● TASK OBJECTIVE
Copy each line below that includes "immaterial".

-- Begin TASK DATA --

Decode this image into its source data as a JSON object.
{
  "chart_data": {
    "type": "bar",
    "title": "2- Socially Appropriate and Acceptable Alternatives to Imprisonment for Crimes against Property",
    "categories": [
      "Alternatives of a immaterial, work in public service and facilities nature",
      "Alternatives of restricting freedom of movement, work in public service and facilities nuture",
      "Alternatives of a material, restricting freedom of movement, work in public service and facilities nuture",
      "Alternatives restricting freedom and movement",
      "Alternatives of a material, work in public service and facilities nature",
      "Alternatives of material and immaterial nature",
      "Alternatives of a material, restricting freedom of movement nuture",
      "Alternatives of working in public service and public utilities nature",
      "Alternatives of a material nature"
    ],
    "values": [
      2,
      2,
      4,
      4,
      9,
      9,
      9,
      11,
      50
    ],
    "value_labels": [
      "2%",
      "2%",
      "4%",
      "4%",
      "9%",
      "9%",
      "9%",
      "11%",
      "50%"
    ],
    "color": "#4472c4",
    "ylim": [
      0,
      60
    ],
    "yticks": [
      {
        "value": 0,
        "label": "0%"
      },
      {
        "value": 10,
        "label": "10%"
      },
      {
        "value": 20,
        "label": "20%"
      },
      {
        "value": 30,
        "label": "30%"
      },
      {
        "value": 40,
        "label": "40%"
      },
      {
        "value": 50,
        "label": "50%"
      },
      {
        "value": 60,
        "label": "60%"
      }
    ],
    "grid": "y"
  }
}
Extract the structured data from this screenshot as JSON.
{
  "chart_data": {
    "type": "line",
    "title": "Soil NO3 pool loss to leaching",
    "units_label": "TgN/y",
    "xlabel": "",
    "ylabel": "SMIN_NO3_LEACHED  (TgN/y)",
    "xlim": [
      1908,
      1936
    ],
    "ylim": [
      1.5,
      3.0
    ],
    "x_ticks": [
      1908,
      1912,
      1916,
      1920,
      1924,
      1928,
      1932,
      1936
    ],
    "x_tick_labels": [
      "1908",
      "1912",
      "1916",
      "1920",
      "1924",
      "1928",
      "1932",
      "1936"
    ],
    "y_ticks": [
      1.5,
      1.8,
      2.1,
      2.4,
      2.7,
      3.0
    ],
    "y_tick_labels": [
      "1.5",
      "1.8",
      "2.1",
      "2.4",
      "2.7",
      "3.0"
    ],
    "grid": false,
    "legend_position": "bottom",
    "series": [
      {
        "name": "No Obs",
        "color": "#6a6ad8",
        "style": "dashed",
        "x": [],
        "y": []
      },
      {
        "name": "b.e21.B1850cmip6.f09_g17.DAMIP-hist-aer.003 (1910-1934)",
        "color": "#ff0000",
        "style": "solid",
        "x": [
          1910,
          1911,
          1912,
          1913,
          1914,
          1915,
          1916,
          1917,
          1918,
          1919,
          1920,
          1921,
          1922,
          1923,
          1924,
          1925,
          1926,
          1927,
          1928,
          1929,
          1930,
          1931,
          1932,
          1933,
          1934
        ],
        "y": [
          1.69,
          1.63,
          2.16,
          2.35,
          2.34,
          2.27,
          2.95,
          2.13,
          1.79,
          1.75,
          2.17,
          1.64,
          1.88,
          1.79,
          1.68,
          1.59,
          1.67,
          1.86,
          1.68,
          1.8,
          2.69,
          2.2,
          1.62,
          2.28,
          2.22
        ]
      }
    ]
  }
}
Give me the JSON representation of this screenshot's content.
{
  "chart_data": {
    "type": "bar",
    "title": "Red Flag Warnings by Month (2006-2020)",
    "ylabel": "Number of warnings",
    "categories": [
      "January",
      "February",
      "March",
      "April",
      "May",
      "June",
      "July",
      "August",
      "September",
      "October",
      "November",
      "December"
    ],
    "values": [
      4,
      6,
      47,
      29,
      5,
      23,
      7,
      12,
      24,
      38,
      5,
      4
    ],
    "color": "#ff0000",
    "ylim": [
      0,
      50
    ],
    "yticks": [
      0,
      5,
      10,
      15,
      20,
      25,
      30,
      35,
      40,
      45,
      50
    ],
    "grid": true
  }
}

-- End TASK DATA --

● FINAL RESULT
      "Alternatives of a immaterial, work in public service and facilities nature",
      "Alternatives of material and immaterial nature",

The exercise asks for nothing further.